What the exercise asks: Copy all lines below containing "JSON".

+---+

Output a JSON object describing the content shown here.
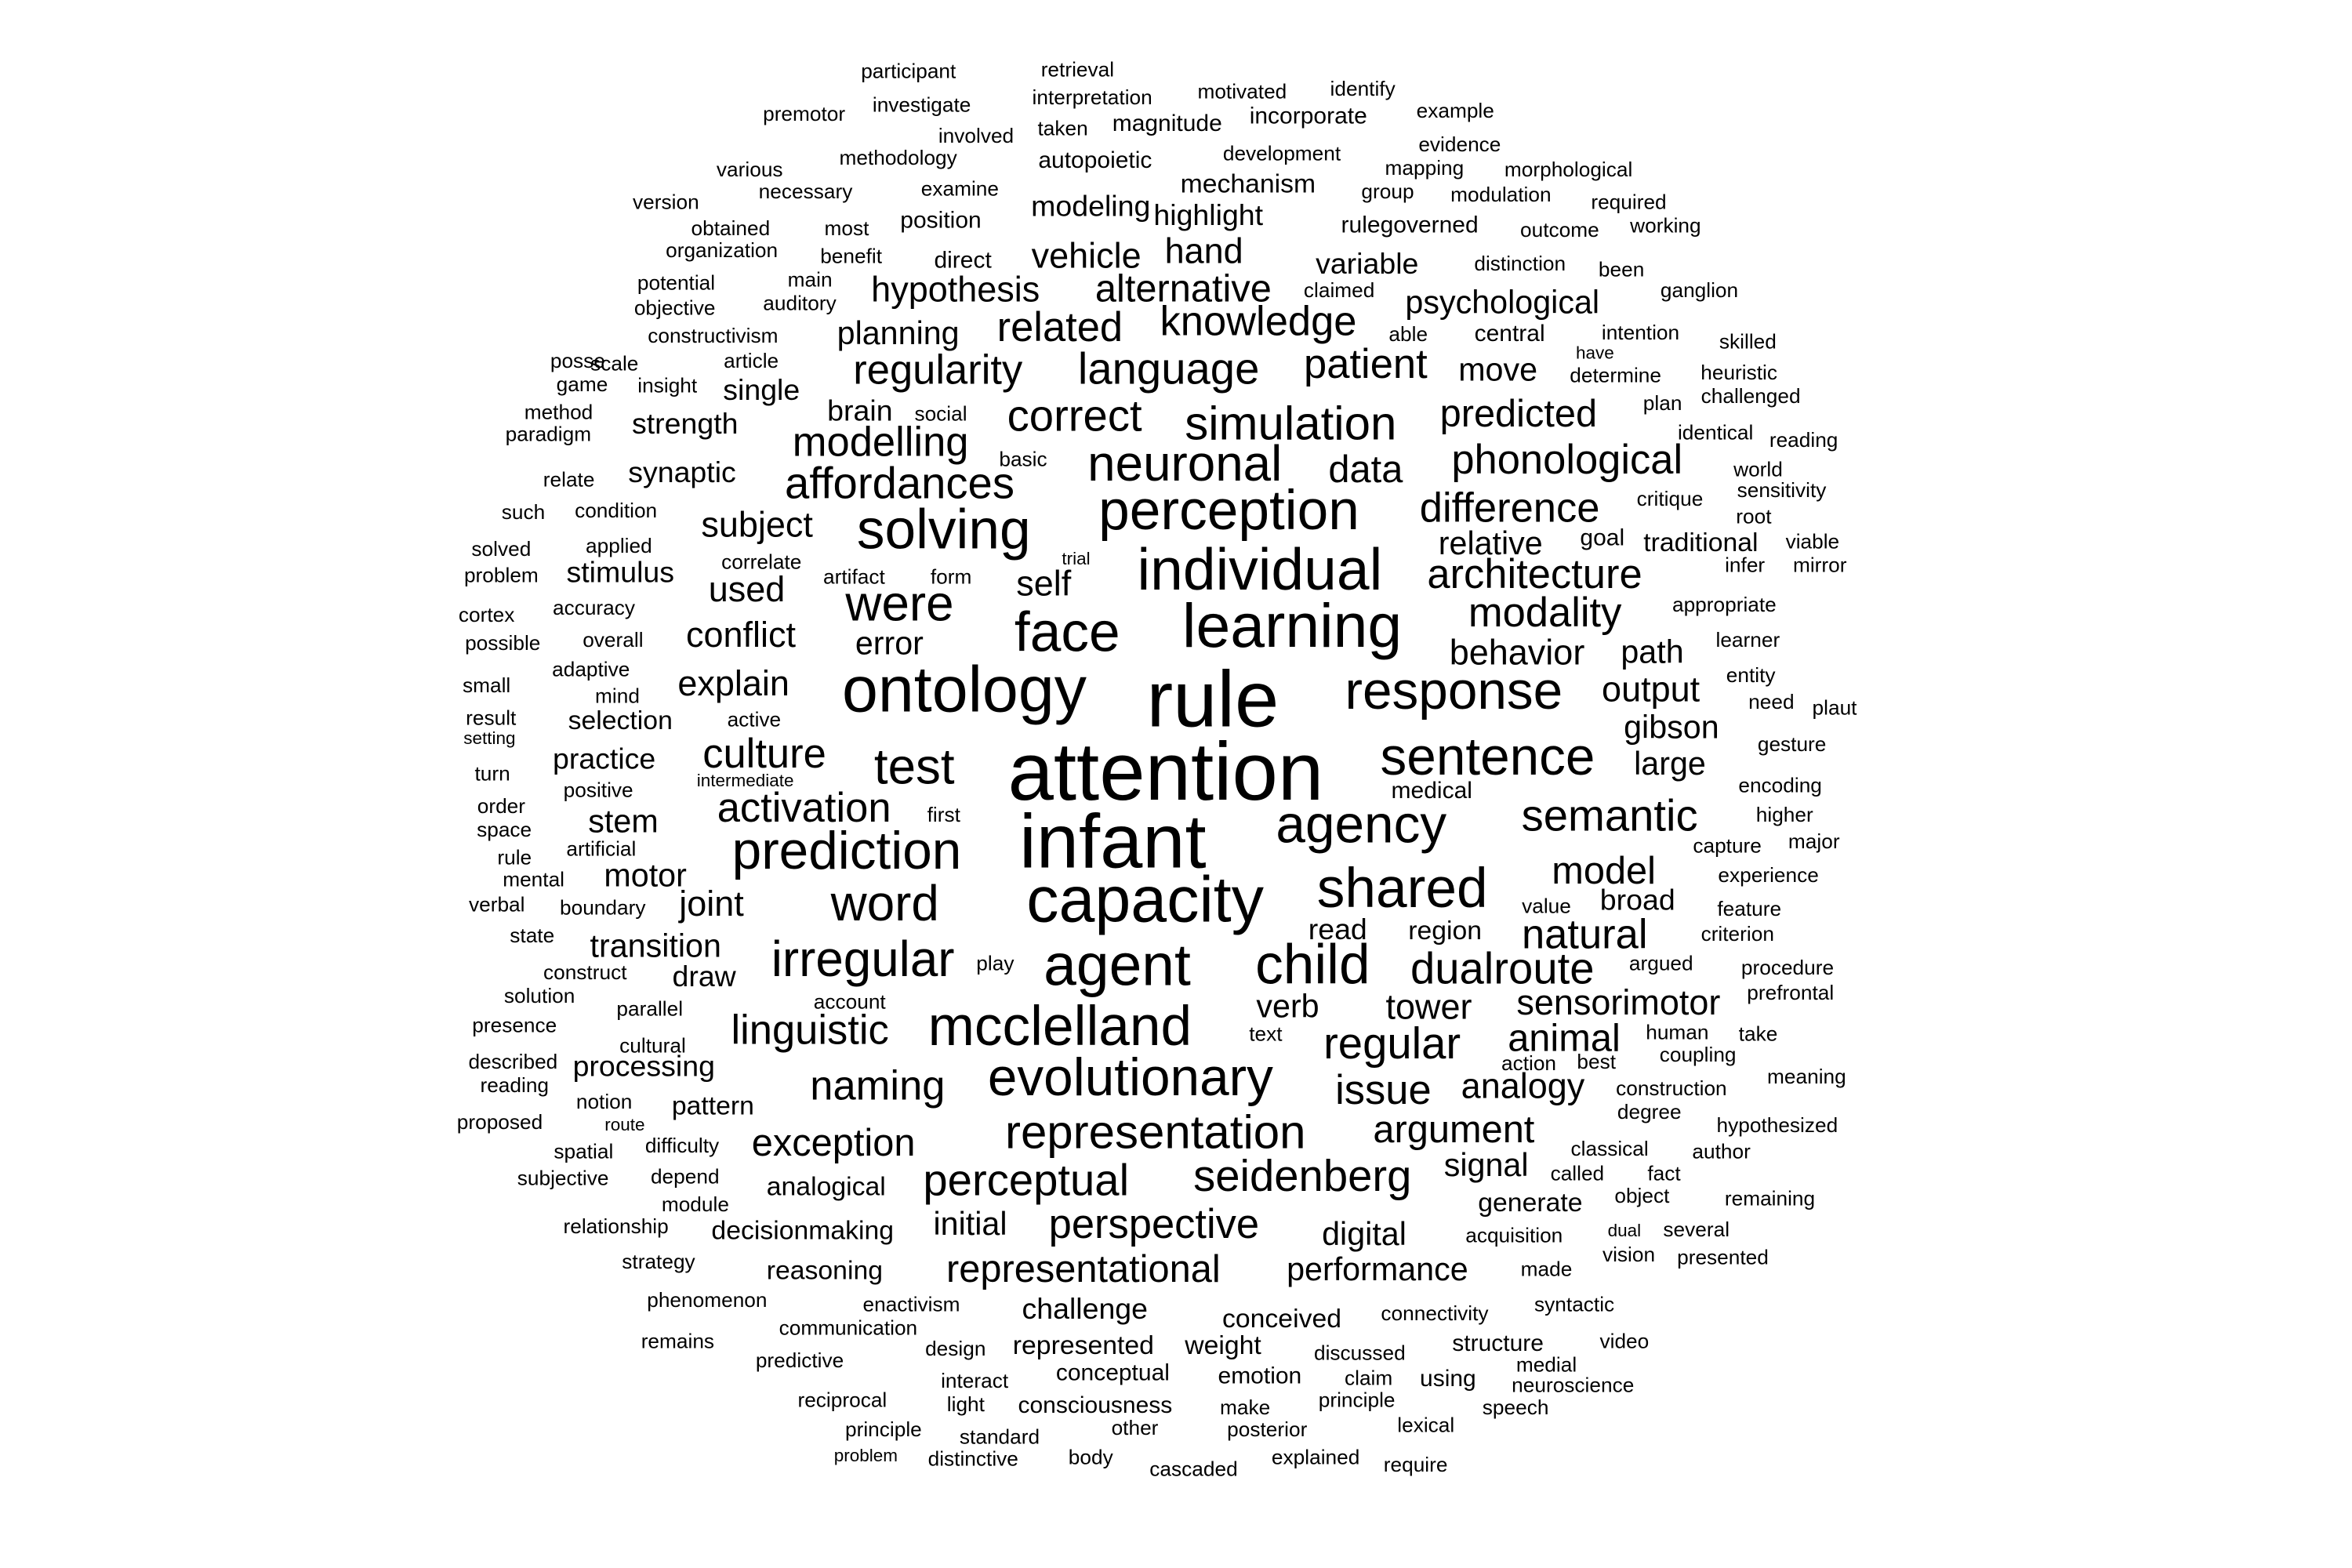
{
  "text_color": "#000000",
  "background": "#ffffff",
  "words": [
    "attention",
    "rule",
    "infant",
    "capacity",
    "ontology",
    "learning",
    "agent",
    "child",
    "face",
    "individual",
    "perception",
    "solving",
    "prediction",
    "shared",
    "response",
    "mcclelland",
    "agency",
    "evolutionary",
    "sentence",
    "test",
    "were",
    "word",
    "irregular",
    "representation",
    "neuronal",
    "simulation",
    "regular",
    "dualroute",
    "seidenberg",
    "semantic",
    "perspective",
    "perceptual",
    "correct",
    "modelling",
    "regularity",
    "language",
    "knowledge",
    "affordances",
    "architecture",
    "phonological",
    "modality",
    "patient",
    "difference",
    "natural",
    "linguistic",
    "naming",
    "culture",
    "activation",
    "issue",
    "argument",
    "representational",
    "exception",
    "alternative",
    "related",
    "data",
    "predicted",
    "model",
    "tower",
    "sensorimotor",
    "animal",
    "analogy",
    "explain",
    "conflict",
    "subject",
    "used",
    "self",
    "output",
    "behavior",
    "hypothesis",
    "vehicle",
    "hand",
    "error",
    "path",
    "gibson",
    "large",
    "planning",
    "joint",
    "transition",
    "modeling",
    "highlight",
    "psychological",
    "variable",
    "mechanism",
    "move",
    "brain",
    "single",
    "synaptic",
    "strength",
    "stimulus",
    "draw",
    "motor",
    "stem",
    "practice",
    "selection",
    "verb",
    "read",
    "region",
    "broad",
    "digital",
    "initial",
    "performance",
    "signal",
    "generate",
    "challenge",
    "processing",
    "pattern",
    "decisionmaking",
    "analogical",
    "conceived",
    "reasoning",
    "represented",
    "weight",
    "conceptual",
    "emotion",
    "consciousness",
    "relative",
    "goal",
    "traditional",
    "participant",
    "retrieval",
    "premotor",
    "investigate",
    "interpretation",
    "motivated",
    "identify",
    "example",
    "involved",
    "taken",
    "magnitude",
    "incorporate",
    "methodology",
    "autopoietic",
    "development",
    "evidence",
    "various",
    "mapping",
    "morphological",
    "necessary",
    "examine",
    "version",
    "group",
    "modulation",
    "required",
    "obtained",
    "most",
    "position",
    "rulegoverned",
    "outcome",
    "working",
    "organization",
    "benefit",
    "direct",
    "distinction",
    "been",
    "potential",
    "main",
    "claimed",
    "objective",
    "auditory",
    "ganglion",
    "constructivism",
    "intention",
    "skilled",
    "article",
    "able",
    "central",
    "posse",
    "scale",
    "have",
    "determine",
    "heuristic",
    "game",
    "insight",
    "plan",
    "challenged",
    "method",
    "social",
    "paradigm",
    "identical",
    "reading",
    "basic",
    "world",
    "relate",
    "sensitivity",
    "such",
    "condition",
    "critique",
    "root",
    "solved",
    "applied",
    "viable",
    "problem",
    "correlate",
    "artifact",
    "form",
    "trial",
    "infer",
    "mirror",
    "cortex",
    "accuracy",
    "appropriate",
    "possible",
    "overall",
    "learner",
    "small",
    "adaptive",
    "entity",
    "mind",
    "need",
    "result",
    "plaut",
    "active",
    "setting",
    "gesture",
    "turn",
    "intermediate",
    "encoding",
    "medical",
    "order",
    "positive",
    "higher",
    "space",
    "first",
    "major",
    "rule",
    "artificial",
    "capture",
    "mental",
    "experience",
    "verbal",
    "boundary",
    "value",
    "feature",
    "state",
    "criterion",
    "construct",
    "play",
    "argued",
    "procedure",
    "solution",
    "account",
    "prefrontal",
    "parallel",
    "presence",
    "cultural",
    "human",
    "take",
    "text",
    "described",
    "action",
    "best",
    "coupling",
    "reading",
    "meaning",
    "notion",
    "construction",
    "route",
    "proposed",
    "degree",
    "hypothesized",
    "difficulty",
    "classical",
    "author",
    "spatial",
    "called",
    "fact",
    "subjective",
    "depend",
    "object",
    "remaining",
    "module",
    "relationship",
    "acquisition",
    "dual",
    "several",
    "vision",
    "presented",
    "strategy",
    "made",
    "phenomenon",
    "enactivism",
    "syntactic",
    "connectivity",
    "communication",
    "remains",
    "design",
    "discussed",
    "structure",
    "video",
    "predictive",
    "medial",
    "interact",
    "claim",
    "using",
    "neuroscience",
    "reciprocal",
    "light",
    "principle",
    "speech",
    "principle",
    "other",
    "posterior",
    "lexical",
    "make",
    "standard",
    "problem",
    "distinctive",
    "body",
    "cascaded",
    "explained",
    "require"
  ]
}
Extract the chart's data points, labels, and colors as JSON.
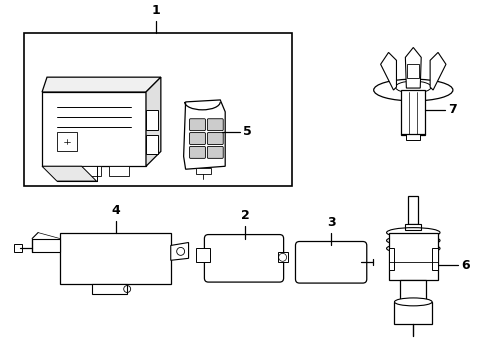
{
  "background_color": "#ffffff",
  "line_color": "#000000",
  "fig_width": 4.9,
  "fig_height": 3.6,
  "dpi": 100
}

+---+

Finished exercise:
Output a JSON object describing the content shown here.
Extract the chart's data points, labels, and colors as JSON.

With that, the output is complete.